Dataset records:
__________________________________________________

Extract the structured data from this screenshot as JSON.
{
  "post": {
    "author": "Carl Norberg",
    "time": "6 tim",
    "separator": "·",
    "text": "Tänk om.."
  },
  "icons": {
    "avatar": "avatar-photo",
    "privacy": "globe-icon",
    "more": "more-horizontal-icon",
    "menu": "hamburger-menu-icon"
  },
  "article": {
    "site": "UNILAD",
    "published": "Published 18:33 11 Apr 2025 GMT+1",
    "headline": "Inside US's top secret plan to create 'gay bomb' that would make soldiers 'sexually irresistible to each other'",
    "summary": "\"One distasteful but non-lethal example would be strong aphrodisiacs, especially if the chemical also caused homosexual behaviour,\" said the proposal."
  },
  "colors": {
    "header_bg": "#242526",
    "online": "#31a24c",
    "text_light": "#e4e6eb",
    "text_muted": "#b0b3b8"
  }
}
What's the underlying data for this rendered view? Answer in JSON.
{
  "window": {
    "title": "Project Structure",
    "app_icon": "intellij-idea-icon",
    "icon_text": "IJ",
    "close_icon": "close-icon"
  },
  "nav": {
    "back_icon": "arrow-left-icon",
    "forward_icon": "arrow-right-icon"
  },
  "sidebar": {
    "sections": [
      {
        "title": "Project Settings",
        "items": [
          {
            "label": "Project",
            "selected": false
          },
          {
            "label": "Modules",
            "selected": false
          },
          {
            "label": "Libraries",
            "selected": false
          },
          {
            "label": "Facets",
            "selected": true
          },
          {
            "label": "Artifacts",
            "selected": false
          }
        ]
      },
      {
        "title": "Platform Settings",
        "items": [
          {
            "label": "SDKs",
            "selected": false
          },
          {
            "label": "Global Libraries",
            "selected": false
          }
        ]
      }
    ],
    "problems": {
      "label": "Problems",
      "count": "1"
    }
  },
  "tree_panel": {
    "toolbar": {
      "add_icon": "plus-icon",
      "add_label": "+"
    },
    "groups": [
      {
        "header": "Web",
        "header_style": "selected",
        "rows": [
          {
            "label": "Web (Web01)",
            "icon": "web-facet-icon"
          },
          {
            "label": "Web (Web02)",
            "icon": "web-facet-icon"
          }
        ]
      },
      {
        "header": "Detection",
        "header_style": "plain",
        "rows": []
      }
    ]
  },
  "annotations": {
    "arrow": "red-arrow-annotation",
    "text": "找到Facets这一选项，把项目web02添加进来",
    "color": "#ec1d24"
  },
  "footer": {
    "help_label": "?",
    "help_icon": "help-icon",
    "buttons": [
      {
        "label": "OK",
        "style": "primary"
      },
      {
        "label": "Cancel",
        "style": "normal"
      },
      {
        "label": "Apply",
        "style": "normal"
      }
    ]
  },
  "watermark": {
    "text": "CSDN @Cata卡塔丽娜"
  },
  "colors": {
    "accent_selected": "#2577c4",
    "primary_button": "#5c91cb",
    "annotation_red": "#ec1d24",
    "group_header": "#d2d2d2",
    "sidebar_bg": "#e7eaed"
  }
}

__________________________________________________

__Aim__
Tally how many lines of the records hold the word "would". Answer with the number only.

__Exercise answer__
2